Task goal:
Find the lines containing "Extract" and say how many there are, with no other words.

Records:
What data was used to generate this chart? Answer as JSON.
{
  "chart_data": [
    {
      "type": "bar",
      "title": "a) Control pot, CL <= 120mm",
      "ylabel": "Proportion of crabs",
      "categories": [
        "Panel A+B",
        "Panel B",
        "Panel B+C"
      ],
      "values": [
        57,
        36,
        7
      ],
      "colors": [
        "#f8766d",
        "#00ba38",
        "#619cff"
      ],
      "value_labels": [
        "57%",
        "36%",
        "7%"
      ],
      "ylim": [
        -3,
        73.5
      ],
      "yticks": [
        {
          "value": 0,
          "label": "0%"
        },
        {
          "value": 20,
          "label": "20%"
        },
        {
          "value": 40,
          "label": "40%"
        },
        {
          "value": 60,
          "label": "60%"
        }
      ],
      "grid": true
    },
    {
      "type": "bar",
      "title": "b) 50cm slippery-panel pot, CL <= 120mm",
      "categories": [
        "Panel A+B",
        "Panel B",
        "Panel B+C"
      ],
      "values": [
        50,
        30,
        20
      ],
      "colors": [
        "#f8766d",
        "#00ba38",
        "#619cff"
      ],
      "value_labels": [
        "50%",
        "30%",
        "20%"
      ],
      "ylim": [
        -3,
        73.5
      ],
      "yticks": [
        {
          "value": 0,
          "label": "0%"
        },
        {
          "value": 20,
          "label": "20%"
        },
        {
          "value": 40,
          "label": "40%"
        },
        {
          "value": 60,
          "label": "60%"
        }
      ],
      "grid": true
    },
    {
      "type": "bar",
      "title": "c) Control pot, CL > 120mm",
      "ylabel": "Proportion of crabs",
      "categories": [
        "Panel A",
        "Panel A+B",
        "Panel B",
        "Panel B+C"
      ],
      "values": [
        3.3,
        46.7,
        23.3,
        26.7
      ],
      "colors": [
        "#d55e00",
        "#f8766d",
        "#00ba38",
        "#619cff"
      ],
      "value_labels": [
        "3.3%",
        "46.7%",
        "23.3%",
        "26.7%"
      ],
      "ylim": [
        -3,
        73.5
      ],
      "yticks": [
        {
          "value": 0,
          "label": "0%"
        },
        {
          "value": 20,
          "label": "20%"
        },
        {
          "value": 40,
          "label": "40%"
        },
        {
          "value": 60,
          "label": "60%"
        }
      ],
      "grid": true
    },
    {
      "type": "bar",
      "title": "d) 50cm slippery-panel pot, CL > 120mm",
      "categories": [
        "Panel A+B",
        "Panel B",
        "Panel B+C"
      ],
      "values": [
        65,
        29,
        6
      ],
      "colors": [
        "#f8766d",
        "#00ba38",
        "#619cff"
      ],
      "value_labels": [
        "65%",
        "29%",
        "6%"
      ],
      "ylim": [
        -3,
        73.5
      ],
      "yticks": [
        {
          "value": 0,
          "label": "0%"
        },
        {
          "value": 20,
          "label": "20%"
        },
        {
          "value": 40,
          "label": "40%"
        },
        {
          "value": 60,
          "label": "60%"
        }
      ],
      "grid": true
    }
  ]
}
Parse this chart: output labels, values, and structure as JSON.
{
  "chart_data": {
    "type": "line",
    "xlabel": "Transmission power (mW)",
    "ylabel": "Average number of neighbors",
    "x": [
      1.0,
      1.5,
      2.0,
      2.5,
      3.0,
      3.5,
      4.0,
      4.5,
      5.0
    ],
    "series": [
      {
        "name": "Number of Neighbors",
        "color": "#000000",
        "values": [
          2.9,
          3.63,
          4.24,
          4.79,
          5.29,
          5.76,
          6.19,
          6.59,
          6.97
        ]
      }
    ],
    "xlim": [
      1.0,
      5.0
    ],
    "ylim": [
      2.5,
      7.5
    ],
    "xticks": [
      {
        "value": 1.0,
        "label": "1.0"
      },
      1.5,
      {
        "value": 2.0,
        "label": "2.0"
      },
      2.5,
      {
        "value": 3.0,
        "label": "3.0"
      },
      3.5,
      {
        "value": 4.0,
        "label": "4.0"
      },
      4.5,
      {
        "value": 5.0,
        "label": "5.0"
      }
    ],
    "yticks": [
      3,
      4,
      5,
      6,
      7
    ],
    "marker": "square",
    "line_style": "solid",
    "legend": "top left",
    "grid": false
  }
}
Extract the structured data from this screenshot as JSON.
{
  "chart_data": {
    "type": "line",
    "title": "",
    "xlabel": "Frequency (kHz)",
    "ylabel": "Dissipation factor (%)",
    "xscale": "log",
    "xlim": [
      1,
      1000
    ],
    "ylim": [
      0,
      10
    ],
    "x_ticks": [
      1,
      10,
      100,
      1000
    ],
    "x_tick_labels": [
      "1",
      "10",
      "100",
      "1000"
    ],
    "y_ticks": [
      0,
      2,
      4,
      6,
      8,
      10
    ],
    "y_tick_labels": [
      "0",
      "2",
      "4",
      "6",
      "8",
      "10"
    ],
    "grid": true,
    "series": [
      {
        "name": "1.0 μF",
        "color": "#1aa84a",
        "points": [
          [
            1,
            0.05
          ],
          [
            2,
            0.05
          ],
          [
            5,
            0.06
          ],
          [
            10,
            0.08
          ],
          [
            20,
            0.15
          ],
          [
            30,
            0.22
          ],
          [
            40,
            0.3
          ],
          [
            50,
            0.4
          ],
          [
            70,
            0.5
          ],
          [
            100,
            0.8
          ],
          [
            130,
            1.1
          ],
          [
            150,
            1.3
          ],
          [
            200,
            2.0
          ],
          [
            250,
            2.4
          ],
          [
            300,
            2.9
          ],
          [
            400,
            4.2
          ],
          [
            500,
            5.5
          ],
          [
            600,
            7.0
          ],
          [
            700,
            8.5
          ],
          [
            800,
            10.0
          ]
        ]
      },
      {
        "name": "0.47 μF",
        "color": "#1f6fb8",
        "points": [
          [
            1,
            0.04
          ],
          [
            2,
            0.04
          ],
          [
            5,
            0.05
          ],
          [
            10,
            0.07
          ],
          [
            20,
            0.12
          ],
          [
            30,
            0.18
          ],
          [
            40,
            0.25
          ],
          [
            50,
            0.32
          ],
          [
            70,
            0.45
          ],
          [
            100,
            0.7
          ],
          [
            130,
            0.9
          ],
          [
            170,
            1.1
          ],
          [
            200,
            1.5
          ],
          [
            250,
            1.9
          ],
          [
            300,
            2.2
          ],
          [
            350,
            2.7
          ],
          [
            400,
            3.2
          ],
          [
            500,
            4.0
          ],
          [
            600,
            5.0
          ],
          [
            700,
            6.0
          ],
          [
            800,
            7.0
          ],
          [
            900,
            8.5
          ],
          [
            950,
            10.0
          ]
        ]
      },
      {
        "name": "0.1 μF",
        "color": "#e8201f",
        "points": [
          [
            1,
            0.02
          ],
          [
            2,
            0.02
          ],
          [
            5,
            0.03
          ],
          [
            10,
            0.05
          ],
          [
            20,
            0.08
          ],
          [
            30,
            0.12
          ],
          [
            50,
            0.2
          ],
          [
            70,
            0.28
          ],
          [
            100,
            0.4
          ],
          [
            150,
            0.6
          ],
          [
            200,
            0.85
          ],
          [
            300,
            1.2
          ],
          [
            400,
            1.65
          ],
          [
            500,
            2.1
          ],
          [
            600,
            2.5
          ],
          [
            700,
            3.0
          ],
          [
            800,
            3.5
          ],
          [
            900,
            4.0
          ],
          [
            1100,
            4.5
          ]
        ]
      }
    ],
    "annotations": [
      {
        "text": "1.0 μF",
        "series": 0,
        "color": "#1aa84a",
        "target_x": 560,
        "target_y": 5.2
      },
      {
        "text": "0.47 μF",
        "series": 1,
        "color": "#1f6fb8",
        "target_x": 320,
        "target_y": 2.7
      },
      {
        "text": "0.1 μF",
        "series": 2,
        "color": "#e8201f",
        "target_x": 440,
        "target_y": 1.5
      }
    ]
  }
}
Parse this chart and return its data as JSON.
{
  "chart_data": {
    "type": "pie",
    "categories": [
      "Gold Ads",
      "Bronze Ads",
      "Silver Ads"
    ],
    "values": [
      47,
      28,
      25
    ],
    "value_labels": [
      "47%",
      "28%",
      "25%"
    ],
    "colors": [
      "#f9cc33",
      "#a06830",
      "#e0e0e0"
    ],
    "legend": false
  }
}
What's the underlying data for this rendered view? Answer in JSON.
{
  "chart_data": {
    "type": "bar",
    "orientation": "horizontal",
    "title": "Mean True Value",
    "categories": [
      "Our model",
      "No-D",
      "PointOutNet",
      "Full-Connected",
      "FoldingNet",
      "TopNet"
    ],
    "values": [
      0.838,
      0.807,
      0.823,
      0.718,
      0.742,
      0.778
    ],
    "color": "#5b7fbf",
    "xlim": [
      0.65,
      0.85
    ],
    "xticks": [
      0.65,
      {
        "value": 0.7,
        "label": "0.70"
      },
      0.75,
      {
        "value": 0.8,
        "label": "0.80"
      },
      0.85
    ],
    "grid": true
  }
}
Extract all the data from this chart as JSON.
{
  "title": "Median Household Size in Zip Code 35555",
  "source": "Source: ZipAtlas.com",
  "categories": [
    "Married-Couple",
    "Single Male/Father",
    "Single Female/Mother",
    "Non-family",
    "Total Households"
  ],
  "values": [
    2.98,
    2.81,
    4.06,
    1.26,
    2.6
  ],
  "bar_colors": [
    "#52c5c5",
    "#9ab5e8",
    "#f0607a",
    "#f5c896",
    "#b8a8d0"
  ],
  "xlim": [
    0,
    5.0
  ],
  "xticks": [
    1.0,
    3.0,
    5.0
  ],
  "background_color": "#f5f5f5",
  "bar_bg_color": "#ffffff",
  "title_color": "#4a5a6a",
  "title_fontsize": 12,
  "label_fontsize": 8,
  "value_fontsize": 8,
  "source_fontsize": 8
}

The response:
2